start INPUT FOR THIS TASK

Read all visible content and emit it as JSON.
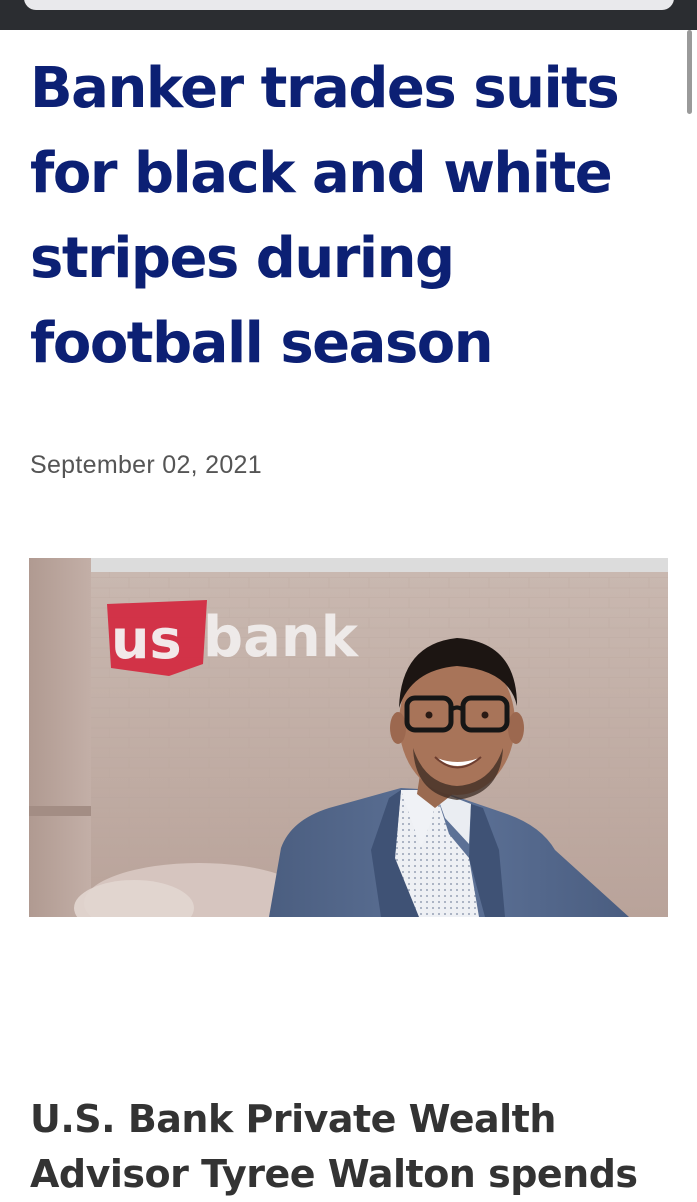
{
  "article": {
    "headline": "Banker trades suits for black and white stripes during football season",
    "date": "September 02, 2021",
    "photo": {
      "sign_text_us": "us",
      "sign_text_bank": "bank"
    },
    "subheadline": "U.S. Bank Private Wealth Advisor Tyree Walton spends"
  },
  "colors": {
    "headline": "#0c2074",
    "date": "#555555",
    "subheadline": "#333333",
    "brand_red": "#d2283f",
    "browser_chrome": "#2b2d31"
  }
}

end INPUT FOR THIS TASK

#### TASK:
Work through the records line by line and tally those with the word "subheadline". Report only the total.

#### WORKED ANSWER:
2